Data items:
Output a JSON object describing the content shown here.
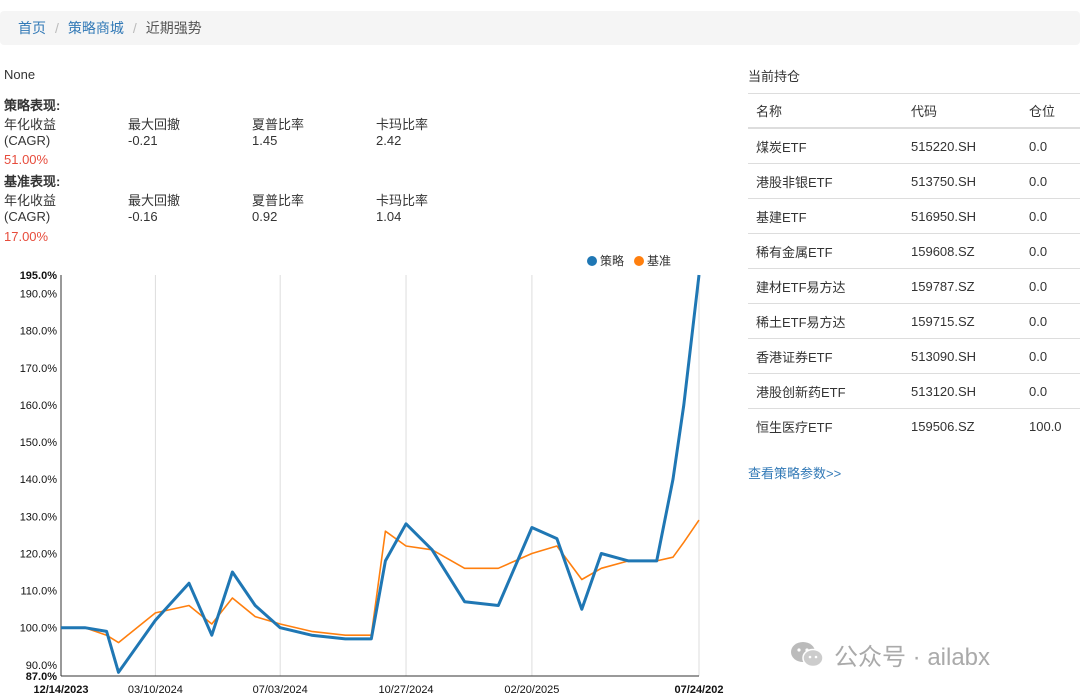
{
  "breadcrumb": {
    "home": "首页",
    "mall": "策略商城",
    "current": "近期强势"
  },
  "strategy_name": "None",
  "strategy_perf": {
    "title": "策略表现:",
    "labels": {
      "cagr_line1": "年化收益",
      "cagr_line2": "(CAGR)",
      "drawdown": "最大回撤",
      "sharpe": "夏普比率",
      "calmar": "卡玛比率"
    },
    "cagr": "51.00%",
    "drawdown": "-0.21",
    "sharpe": "1.45",
    "calmar": "2.42"
  },
  "benchmark_perf": {
    "title": "基准表现:",
    "labels": {
      "cagr_line1": "年化收益",
      "cagr_line2": "(CAGR)",
      "drawdown": "最大回撤",
      "sharpe": "夏普比率",
      "calmar": "卡玛比率"
    },
    "cagr": "17.00%",
    "drawdown": "-0.16",
    "sharpe": "0.92",
    "calmar": "1.04"
  },
  "holdings": {
    "title": "当前持仓",
    "headers": [
      "名称",
      "代码",
      "仓位"
    ],
    "rows": [
      [
        "煤炭ETF",
        "515220.SH",
        "0.0"
      ],
      [
        "港股非银ETF",
        "513750.SH",
        "0.0"
      ],
      [
        "基建ETF",
        "516950.SH",
        "0.0"
      ],
      [
        "稀有金属ETF",
        "159608.SZ",
        "0.0"
      ],
      [
        "建材ETF易方达",
        "159787.SZ",
        "0.0"
      ],
      [
        "稀土ETF易方达",
        "159715.SZ",
        "0.0"
      ],
      [
        "香港证券ETF",
        "513090.SH",
        "0.0"
      ],
      [
        "港股创新药ETF",
        "513120.SH",
        "0.0"
      ],
      [
        "恒生医疗ETF",
        "159506.SZ",
        "100.0"
      ]
    ],
    "link": "查看策略参数>>"
  },
  "watermark": "公众号 · ailabx",
  "chart_data": {
    "type": "line",
    "title": "",
    "xlabel": "",
    "ylabel": "",
    "ylim": [
      87,
      195
    ],
    "yticks": [
      "195.0%",
      "190.0%",
      "180.0%",
      "170.0%",
      "160.0%",
      "150.0%",
      "140.0%",
      "130.0%",
      "120.0%",
      "110.0%",
      "100.0%",
      "90.0%",
      "87.0%"
    ],
    "ytick_values": [
      195,
      190,
      180,
      170,
      160,
      150,
      140,
      130,
      120,
      110,
      100,
      90,
      87
    ],
    "xticks": [
      "12/14/2023",
      "03/10/2024",
      "07/03/2024",
      "10/27/2024",
      "02/20/2025",
      "07/24/202"
    ],
    "legend": "top-right",
    "colors": {
      "strategy": "#1f77b4",
      "benchmark": "#ff7f0e"
    },
    "series": [
      {
        "name": "策略",
        "x": [
          "12/14/2023",
          "01/05/2024",
          "01/25/2024",
          "02/05/2024",
          "03/10/2024",
          "04/10/2024",
          "05/01/2024",
          "05/20/2024",
          "06/10/2024",
          "07/03/2024",
          "08/01/2024",
          "09/01/2024",
          "09/25/2024",
          "10/08/2024",
          "10/27/2024",
          "11/20/2024",
          "12/20/2024",
          "01/20/2025",
          "02/20/2025",
          "03/15/2025",
          "04/07/2025",
          "04/25/2025",
          "05/20/2025",
          "06/15/2025",
          "06/30/2025",
          "07/10/2025",
          "07/24/2025"
        ],
        "values": [
          100,
          100,
          99,
          88,
          102,
          112,
          98,
          115,
          106,
          100,
          98,
          97,
          97,
          118,
          128,
          121,
          107,
          106,
          127,
          124,
          105,
          120,
          118,
          118,
          140,
          160,
          195
        ]
      },
      {
        "name": "基准",
        "x": [
          "12/14/2023",
          "01/05/2024",
          "01/25/2024",
          "02/05/2024",
          "03/10/2024",
          "04/10/2024",
          "05/01/2024",
          "05/20/2024",
          "06/10/2024",
          "07/03/2024",
          "08/01/2024",
          "09/01/2024",
          "09/25/2024",
          "10/08/2024",
          "10/27/2024",
          "11/20/2024",
          "12/20/2024",
          "01/20/2025",
          "02/20/2025",
          "03/15/2025",
          "04/07/2025",
          "04/25/2025",
          "05/20/2025",
          "06/15/2025",
          "06/30/2025",
          "07/10/2025",
          "07/24/2025"
        ],
        "values": [
          100,
          100,
          98,
          96,
          104,
          106,
          101,
          108,
          103,
          101,
          99,
          98,
          98,
          126,
          122,
          121,
          116,
          116,
          120,
          122,
          113,
          116,
          118,
          118,
          119,
          123,
          129
        ]
      }
    ]
  }
}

[PROBLEM DETAILS]
Every line should be retyped exactly, with the pictures omitted.

[TASK SOLUTION]
Output a JSON object describing the content shown here.
{
  "breadcrumb": {
    "home": "首页",
    "mall": "策略商城",
    "current": "近期强势"
  },
  "strategy_name": "None",
  "strategy_perf": {
    "title": "策略表现:",
    "labels": {
      "cagr_line1": "年化收益",
      "cagr_line2": "(CAGR)",
      "drawdown": "最大回撤",
      "sharpe": "夏普比率",
      "calmar": "卡玛比率"
    },
    "cagr": "51.00%",
    "drawdown": "-0.21",
    "sharpe": "1.45",
    "calmar": "2.42"
  },
  "benchmark_perf": {
    "title": "基准表现:",
    "labels": {
      "cagr_line1": "年化收益",
      "cagr_line2": "(CAGR)",
      "drawdown": "最大回撤",
      "sharpe": "夏普比率",
      "calmar": "卡玛比率"
    },
    "cagr": "17.00%",
    "drawdown": "-0.16",
    "sharpe": "0.92",
    "calmar": "1.04"
  },
  "holdings": {
    "title": "当前持仓",
    "headers": [
      "名称",
      "代码",
      "仓位"
    ],
    "rows": [
      [
        "煤炭ETF",
        "515220.SH",
        "0.0"
      ],
      [
        "港股非银ETF",
        "513750.SH",
        "0.0"
      ],
      [
        "基建ETF",
        "516950.SH",
        "0.0"
      ],
      [
        "稀有金属ETF",
        "159608.SZ",
        "0.0"
      ],
      [
        "建材ETF易方达",
        "159787.SZ",
        "0.0"
      ],
      [
        "稀土ETF易方达",
        "159715.SZ",
        "0.0"
      ],
      [
        "香港证券ETF",
        "513090.SH",
        "0.0"
      ],
      [
        "港股创新药ETF",
        "513120.SH",
        "0.0"
      ],
      [
        "恒生医疗ETF",
        "159506.SZ",
        "100.0"
      ]
    ],
    "link": "查看策略参数>>"
  },
  "watermark": "公众号 · ailabx",
  "chart_data": {
    "type": "line",
    "title": "",
    "xlabel": "",
    "ylabel": "",
    "ylim": [
      87,
      195
    ],
    "yticks": [
      "195.0%",
      "190.0%",
      "180.0%",
      "170.0%",
      "160.0%",
      "150.0%",
      "140.0%",
      "130.0%",
      "120.0%",
      "110.0%",
      "100.0%",
      "90.0%",
      "87.0%"
    ],
    "ytick_values": [
      195,
      190,
      180,
      170,
      160,
      150,
      140,
      130,
      120,
      110,
      100,
      90,
      87
    ],
    "xticks": [
      "12/14/2023",
      "03/10/2024",
      "07/03/2024",
      "10/27/2024",
      "02/20/2025",
      "07/24/202"
    ],
    "legend": "top-right",
    "colors": {
      "strategy": "#1f77b4",
      "benchmark": "#ff7f0e"
    },
    "series": [
      {
        "name": "策略",
        "x": [
          "12/14/2023",
          "01/05/2024",
          "01/25/2024",
          "02/05/2024",
          "03/10/2024",
          "04/10/2024",
          "05/01/2024",
          "05/20/2024",
          "06/10/2024",
          "07/03/2024",
          "08/01/2024",
          "09/01/2024",
          "09/25/2024",
          "10/08/2024",
          "10/27/2024",
          "11/20/2024",
          "12/20/2024",
          "01/20/2025",
          "02/20/2025",
          "03/15/2025",
          "04/07/2025",
          "04/25/2025",
          "05/20/2025",
          "06/15/2025",
          "06/30/2025",
          "07/10/2025",
          "07/24/2025"
        ],
        "values": [
          100,
          100,
          99,
          88,
          102,
          112,
          98,
          115,
          106,
          100,
          98,
          97,
          97,
          118,
          128,
          121,
          107,
          106,
          127,
          124,
          105,
          120,
          118,
          118,
          140,
          160,
          195
        ]
      },
      {
        "name": "基准",
        "x": [
          "12/14/2023",
          "01/05/2024",
          "01/25/2024",
          "02/05/2024",
          "03/10/2024",
          "04/10/2024",
          "05/01/2024",
          "05/20/2024",
          "06/10/2024",
          "07/03/2024",
          "08/01/2024",
          "09/01/2024",
          "09/25/2024",
          "10/08/2024",
          "10/27/2024",
          "11/20/2024",
          "12/20/2024",
          "01/20/2025",
          "02/20/2025",
          "03/15/2025",
          "04/07/2025",
          "04/25/2025",
          "05/20/2025",
          "06/15/2025",
          "06/30/2025",
          "07/10/2025",
          "07/24/2025"
        ],
        "values": [
          100,
          100,
          98,
          96,
          104,
          106,
          101,
          108,
          103,
          101,
          99,
          98,
          98,
          126,
          122,
          121,
          116,
          116,
          120,
          122,
          113,
          116,
          118,
          118,
          119,
          123,
          129
        ]
      }
    ]
  }
}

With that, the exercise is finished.